Explorer le contenu:
[1] D'après l'article sur la formalisation des petites entreprises, où s'est tenue la journée de réflexion du vendredi 28 avril 2017 ?
[2] Reprenez l'article sur les avantages de la formalisation des petites entreprises et prolongez-le à la suite de sa dernière phrase.

Lundi 17 Février, 2020

Avantages de la formalisation des petites entreprises

Vendredi 28 Avril 2017, à l’hôtel Inn-Ovation, à Cabaret, CFET et ARECA ont organisé une journée de réflexion sur les exigences faites par Ministère du Commerce et de l’Industrie aux moyennes, petites et micro-entreprises(MPME). Philippe St. Cyr, President  de Yunus Haïti a insisté sur le fait que le vrai entrepreneur doit être formel et Jean Sony Pierre cadre de la DGI,  a exposé les étapes à respecter pour se légaliser au niveau national.

Régulièrement, les économistes pointent l’impact économique que peut avoir le bourgeonnement d’entreprises en Haïti. Mais un aspect de l'entrepreneuriat comme activité économique est souvent négligé : la formalisation.

En ce sens, le Centre de formation et d’encadrement technique (CFET) et l’ARECA (Association régionale de la Côte des Arcadins) dans le cadre du projet d’appui à la formalisation et au développement du potentiel de croissance des Micro et Petites Entreprises (PROFORMA) supporté par l’USAID, ont organisé une conférence sur certaines exigences du Ministère du Commerce et de l’industrie dans le secteur et certaines pistes sur les modes de financement que peuvent emprunter les entreprises pour développer leurs activités.

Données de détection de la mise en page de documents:

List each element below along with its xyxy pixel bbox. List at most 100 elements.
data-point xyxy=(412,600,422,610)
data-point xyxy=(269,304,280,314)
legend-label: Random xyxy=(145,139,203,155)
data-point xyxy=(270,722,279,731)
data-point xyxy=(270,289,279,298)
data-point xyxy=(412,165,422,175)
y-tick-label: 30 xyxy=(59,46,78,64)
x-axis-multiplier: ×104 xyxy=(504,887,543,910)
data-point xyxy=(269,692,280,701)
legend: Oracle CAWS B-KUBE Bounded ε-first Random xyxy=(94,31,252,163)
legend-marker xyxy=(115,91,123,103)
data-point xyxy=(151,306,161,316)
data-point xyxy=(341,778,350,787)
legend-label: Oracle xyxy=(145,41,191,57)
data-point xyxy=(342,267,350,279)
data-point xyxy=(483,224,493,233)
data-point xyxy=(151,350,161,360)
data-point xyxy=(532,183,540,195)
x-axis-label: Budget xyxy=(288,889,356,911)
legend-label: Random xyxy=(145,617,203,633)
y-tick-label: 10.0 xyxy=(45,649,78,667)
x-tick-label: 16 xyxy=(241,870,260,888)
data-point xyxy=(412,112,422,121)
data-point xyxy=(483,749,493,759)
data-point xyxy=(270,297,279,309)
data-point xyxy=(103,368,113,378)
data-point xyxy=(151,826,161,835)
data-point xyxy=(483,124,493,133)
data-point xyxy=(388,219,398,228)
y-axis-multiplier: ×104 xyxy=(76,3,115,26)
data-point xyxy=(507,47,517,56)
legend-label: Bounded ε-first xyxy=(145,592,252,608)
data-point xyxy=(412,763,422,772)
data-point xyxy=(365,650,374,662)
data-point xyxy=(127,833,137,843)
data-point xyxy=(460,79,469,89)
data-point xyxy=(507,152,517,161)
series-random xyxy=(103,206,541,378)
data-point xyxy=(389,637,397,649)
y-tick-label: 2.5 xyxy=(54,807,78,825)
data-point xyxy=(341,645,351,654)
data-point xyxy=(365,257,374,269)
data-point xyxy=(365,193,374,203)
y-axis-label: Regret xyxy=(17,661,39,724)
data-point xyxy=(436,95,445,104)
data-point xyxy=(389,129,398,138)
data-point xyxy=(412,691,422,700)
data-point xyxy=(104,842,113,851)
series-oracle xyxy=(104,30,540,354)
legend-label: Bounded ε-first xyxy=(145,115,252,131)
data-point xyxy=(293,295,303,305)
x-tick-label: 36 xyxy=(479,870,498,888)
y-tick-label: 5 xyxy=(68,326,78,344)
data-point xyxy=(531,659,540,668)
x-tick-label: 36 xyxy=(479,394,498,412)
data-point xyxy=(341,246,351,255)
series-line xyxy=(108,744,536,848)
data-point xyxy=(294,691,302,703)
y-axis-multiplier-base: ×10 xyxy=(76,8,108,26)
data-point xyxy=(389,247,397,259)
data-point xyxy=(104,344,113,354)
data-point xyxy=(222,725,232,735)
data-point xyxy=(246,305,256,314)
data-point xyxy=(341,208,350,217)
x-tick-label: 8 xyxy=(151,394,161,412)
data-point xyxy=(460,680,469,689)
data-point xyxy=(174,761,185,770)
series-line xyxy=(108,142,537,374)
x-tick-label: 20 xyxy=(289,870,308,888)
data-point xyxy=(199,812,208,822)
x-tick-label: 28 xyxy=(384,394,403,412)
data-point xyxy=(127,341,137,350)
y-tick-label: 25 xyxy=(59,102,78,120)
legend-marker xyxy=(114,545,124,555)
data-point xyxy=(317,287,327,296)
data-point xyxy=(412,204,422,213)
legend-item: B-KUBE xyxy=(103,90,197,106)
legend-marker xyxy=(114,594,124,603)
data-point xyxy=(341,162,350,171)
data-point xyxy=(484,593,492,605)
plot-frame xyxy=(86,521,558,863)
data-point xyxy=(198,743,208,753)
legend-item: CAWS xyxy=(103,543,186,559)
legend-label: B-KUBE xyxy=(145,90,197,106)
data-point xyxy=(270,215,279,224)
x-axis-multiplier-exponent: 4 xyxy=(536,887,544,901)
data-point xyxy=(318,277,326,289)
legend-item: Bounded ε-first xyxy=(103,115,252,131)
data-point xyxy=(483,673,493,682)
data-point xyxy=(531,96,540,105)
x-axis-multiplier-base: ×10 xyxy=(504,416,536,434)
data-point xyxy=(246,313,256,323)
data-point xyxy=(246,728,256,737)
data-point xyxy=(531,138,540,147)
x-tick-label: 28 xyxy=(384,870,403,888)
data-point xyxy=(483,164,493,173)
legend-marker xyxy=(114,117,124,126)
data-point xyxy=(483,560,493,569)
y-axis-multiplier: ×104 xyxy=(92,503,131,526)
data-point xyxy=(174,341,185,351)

Résultats par tâche:
[1] À l'hôtel Inn-Ovation, à Cabaret.

[2]
Philippe St Cyr, Directeur de Yunus Haïti, a d’entrée de jeu, présenté l’importance des entrepreneurs dans le développement en Haïti. Il soutient qu’ils font parti de ceux qui tiennent en vie la population haïtienne autres que les multiples emplois au niveau de l’état et de certaines organisations internationales. Le développement passe par la production, claironne t-il, mais la production formelle est plus puissante encore car le vrai entrepreneur doit être formel. Pour Philippe St Cyr, il n’est pas seulement question de faire les affaires comme les autres, mais surtout de connaitre le secteur dont on pour être compétitif.  

Pour sa part, Jean Sony Pierre, Coordonateur adjoint des bureaux régionaux du Ministère du Commerce et de l’Industrie (MCI) a tenu de faire un parallèle entre la DGI et le MCI. Pour être formel, il faut d’abord commencer par enregistrer son nom commercial, et il faut le faire aux affaires juridiques du MCI, pas à la DGI.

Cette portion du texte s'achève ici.